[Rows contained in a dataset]
—————

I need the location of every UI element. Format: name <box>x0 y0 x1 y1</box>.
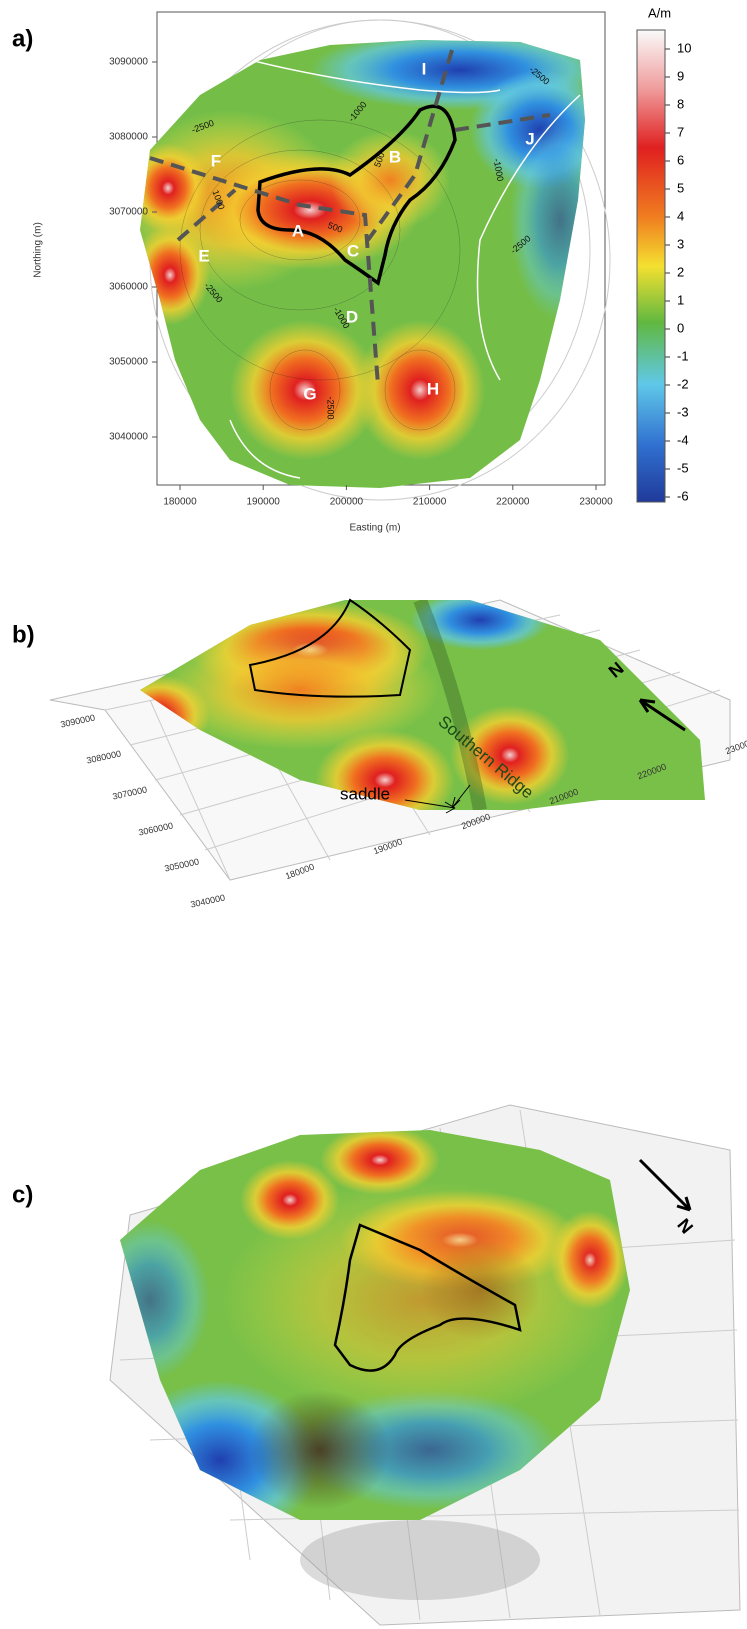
colorbar-tick-label: 5 <box>677 180 684 195</box>
y-tick-label: 3070000 <box>109 207 148 218</box>
annotation: saddle <box>340 784 390 803</box>
colorbar-tick-label: 3 <box>677 236 684 251</box>
colorbar-tick-label: 7 <box>677 124 684 139</box>
y-tick-label: 3090000 <box>60 712 96 729</box>
shadow <box>300 1520 540 1600</box>
y-tick-label: 3040000 <box>109 432 148 443</box>
zone-label: A <box>292 221 304 240</box>
y-tick-label: 3050000 <box>109 357 148 368</box>
colorbar-tick-label: -4 <box>677 432 689 447</box>
colorbar-tick-label: 0 <box>677 320 684 335</box>
x-tick-label: 190000 <box>247 497 281 508</box>
colorbar-tick-label: -2 <box>677 376 689 391</box>
colorbar-tick-label: -6 <box>677 488 689 503</box>
y-tick-label: 3040000 <box>190 892 226 909</box>
zone-label: F <box>211 151 221 170</box>
colorbar-tick-label: -1 <box>677 348 689 363</box>
x-tick-label: 200000 <box>330 497 364 508</box>
zone-label: E <box>198 246 209 265</box>
zone-label: I <box>422 59 427 78</box>
y-tick-label: 3080000 <box>109 132 148 143</box>
y-tick-label: 3080000 <box>86 748 122 765</box>
zone-label: B <box>389 147 401 166</box>
colorbar-tick-label: -5 <box>677 460 689 475</box>
colorbar-tick-label: 1 <box>677 292 684 307</box>
colorbar-tick-label: -3 <box>677 404 689 419</box>
x-tick-label: 210000 <box>413 497 447 508</box>
figure: a) 180000 190000 200000 210000 220000 230000 3… <box>0 0 747 1629</box>
x-tick-label: 180000 <box>163 497 197 508</box>
zone-label: H <box>427 379 439 398</box>
colorbar-tick-label: 9 <box>677 68 684 83</box>
contour-label: -2500 <box>326 396 336 419</box>
y-tick-label: 3090000 <box>109 57 148 68</box>
colorbar-tick-label: 10 <box>677 40 691 55</box>
zone-label: C <box>347 241 359 260</box>
y-tick-label: 3070000 <box>112 784 148 801</box>
x-tick-label: 220000 <box>496 497 530 508</box>
y-axis-title: Northing (m) <box>33 222 44 278</box>
colorbar-tick-label: 2 <box>677 264 684 279</box>
y-tick-label: 3050000 <box>164 856 200 873</box>
x-tick-label: 230000 <box>579 497 613 508</box>
zone-label: G <box>303 384 316 403</box>
x-axis-title: Easting (m) <box>349 523 400 534</box>
colorbar-unit: A/m <box>648 5 671 20</box>
colorbar-tick-label: 6 <box>677 152 684 167</box>
panel-label: c) <box>12 1181 33 1208</box>
colorbar-tick-label: 4 <box>677 208 684 223</box>
y-tick-label: 3060000 <box>138 820 174 837</box>
page: {"panels": [ {"label": "a)", "x_axis_tit… <box>0 0 747 1629</box>
panel-label: a) <box>12 25 33 52</box>
colorbar <box>637 30 665 502</box>
zone-label: J <box>525 129 534 148</box>
y-tick-label: 3060000 <box>109 282 148 293</box>
colorbar-tick-label: 8 <box>677 96 684 111</box>
panel-label: b) <box>12 621 35 648</box>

—————

### What you should do:
Extract every line of the rows above verbatim, omitting the pictures from your answer.

### Solved exercise:
I need the location of every UI element. Format: name <box>x0 y0 x1 y1</box>.
colorbar-tick-label: 5 <box>677 180 684 195</box>
y-tick-label: 3070000 <box>109 207 148 218</box>
annotation: saddle <box>340 784 390 803</box>
colorbar-tick-label: 3 <box>677 236 684 251</box>
colorbar-tick-label: 7 <box>677 124 684 139</box>
y-tick-label: 3090000 <box>60 712 96 729</box>
shadow <box>300 1520 540 1600</box>
y-tick-label: 3040000 <box>109 432 148 443</box>
zone-label: A <box>292 221 304 240</box>
y-tick-label: 3050000 <box>109 357 148 368</box>
colorbar-tick-label: -4 <box>677 432 689 447</box>
colorbar-tick-label: 0 <box>677 320 684 335</box>
x-tick-label: 190000 <box>247 497 281 508</box>
colorbar-tick-label: -2 <box>677 376 689 391</box>
colorbar-tick-label: -6 <box>677 488 689 503</box>
y-tick-label: 3040000 <box>190 892 226 909</box>
zone-label: F <box>211 151 221 170</box>
colorbar-tick-label: -1 <box>677 348 689 363</box>
x-tick-label: 200000 <box>330 497 364 508</box>
zone-label: E <box>198 246 209 265</box>
zone-label: I <box>422 59 427 78</box>
y-tick-label: 3080000 <box>109 132 148 143</box>
y-tick-label: 3080000 <box>86 748 122 765</box>
zone-label: B <box>389 147 401 166</box>
colorbar-tick-label: -5 <box>677 460 689 475</box>
colorbar-tick-label: 1 <box>677 292 684 307</box>
colorbar-tick-label: -3 <box>677 404 689 419</box>
x-tick-label: 210000 <box>413 497 447 508</box>
figure: a) 180000 190000 200000 210000 220000 230000 3… <box>0 0 747 1629</box>
x-tick-label: 180000 <box>163 497 197 508</box>
zone-label: H <box>427 379 439 398</box>
colorbar-tick-label: 9 <box>677 68 684 83</box>
contour-label: -2500 <box>326 396 336 419</box>
y-tick-label: 3090000 <box>109 57 148 68</box>
colorbar-tick-label: 10 <box>677 40 691 55</box>
zone-label: C <box>347 241 359 260</box>
y-tick-label: 3070000 <box>112 784 148 801</box>
x-tick-label: 220000 <box>496 497 530 508</box>
y-axis-title: Northing (m) <box>33 222 44 278</box>
colorbar-tick-label: 2 <box>677 264 684 279</box>
y-tick-label: 3050000 <box>164 856 200 873</box>
x-tick-label: 230000 <box>579 497 613 508</box>
zone-label: G <box>303 384 316 403</box>
x-axis-title: Easting (m) <box>349 523 400 534</box>
colorbar-unit: A/m <box>648 5 671 20</box>
colorbar-tick-label: 6 <box>677 152 684 167</box>
panel-label: c) <box>12 1181 33 1208</box>
colorbar-tick-label: 4 <box>677 208 684 223</box>
y-tick-label: 3060000 <box>138 820 174 837</box>
page: {"panels": [ {"label": "a)", "x_axis_tit… <box>0 0 747 1629</box>
panel-label: a) <box>12 25 33 52</box>
colorbar <box>637 30 665 502</box>
zone-label: J <box>525 129 534 148</box>
y-tick-label: 3060000 <box>109 282 148 293</box>
colorbar-tick-label: 8 <box>677 96 684 111</box>
panel-label: b) <box>12 621 35 648</box>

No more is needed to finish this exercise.